───── PROVIDED TEXT ─────
5-year-old marks one year waiting for new heart at children’s hospital

5-year-old marks one year waiting for new heart at children’s hospital

MINNEAPOLIS (KARE) – A 5-year-old has just spent an entire year inside Children’s Minnesota emergency room.

She’s been diagnosed with a rare heart issue and is waiting for a life-saving transplant.

But thanks to a little help — and a lot of stuffed animals — she keeps smiling in the face of adversity.

Temi Adebisi also sings, dances, and marches to her own beat.

“Temi is a beautiful soul,” Temi’s mother Toyin Adebisi said.

Her mother says that’s always been the case.

“She lights up everyone’s mood. There are no boring moments with her,” Toyin Adebisi said.

But about a year ago their little life of the party wasn’t acting like herself at a party.

“She did not participate in any of the activities because she got tired easily. She did not eat; she did not play. We did not know that she was dealing with so much damage,” Toyin Adebisi said.

That realization hit after a trip to the children’s emergency room.

“The medical word we use is dilated cardiomyopathy, and that’s really just a big heart that’s not squeezing well,” said Dr. Adam Putschoegl, transplant cardiologist at Children’s Minnesota

The team said they learned Temi would need a transplant and it soon became clear time wasn’t on their side.

“They did not know if she was going to make it the next 48 hours. That was the worst day of my life,” Toyin Adebisi said.
─────
[TASK DETAILS]: Continue the news story about Temi's wait for a heart transplant, starting after its last sentence.
───── ENTRIES SUPPLIED ─────
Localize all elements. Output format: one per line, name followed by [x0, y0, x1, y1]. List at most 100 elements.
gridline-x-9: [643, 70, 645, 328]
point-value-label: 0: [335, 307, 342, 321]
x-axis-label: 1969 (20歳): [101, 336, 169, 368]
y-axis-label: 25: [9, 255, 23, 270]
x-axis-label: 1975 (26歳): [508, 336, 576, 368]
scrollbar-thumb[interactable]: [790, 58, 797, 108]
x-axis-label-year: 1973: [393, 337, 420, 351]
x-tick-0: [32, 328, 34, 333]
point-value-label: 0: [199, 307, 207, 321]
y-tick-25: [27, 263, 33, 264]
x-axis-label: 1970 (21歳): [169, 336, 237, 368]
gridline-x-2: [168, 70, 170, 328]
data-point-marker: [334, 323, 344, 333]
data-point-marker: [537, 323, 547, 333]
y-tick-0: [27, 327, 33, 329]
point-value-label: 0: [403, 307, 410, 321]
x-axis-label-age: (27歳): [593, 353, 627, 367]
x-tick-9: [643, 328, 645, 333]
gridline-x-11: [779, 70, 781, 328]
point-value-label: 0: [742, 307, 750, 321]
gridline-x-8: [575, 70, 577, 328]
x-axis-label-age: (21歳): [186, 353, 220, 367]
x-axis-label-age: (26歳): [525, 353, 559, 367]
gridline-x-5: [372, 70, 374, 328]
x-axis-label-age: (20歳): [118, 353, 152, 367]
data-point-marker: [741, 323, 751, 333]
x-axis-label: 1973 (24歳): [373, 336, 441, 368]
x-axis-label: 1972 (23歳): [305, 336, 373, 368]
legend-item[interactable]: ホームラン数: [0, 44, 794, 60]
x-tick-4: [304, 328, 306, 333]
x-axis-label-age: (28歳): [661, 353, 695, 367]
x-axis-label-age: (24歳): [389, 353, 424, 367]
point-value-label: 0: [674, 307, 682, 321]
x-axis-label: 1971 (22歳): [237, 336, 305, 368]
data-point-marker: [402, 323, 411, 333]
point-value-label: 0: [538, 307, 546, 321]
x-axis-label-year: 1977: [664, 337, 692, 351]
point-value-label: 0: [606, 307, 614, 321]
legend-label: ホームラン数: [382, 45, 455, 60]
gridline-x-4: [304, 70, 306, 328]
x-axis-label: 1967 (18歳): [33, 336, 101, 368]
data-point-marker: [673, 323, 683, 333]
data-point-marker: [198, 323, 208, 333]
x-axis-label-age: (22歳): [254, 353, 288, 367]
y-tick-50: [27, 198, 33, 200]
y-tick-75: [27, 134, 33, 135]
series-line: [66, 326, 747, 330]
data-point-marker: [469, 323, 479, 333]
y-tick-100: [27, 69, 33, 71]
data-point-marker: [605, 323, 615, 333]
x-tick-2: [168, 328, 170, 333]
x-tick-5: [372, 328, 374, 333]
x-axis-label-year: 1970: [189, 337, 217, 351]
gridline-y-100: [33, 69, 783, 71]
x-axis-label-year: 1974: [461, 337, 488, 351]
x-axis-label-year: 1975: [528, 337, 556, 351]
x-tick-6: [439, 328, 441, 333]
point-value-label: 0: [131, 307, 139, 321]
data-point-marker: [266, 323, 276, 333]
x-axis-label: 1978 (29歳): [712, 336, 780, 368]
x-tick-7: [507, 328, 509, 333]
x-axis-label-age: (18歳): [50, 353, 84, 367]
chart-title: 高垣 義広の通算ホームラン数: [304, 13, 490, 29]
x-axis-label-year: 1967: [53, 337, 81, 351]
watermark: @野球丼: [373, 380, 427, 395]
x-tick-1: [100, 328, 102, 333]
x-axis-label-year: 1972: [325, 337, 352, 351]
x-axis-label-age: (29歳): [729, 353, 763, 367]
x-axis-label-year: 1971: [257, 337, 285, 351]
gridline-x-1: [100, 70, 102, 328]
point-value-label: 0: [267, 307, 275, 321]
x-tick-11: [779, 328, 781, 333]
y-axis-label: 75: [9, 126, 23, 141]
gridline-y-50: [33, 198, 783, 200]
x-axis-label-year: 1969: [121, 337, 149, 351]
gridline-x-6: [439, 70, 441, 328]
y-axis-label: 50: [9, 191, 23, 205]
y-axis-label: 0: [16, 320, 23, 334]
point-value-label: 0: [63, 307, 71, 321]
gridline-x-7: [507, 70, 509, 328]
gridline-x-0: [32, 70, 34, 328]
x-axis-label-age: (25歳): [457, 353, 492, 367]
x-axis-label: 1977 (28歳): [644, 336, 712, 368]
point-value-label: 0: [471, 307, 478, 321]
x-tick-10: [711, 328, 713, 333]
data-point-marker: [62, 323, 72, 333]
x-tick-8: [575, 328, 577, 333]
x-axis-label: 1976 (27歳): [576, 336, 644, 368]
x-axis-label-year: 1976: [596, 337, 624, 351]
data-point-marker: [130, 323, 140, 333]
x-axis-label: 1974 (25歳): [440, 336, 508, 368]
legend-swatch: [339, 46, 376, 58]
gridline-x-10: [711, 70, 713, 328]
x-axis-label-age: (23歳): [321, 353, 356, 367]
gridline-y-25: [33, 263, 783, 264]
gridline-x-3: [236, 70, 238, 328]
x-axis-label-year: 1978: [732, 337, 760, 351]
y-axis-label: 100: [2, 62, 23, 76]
─────
[THE ANSWER]:
With medicine not working, doctors connected her heart to a ventricular assist device.

“It’s basically an artificial pump that sits outside of her body to help support her heart. If she didn’t have the device she probably wouldn’t survive,” Putschoegl said.

For weeks the reality of being tethered to a machine that can only be unplugged for 20 minutes and never leave the hospital took a different kind of toll on her heart.

“She would cry and cry, she wanted to go home. Oh my God, I couldn’t hold it anymore and I started crying with her,” Toyin Adebisi said.

That’s when the family called in backup and Temi’s care team organized special events that included a 200-day parade in her honor followed by a 5th birthday bash.

“God bless them,” Toyin Adebisi said. “It has been working sooo well.”

These days, not even Temi’s pump seems to slow her down. But nobody expected the device to still be connected to her a year later.

“We are just hoping that we get a new heart now. With God … all things are possible,” Toyin Adebisi said.

Putschoegl added, ‘We know that there is a light at the end of this tunnel and that they can get out of here and have their child back at home.”

Temi’s doctors are optimistic that a new heart could be coming within the next few months.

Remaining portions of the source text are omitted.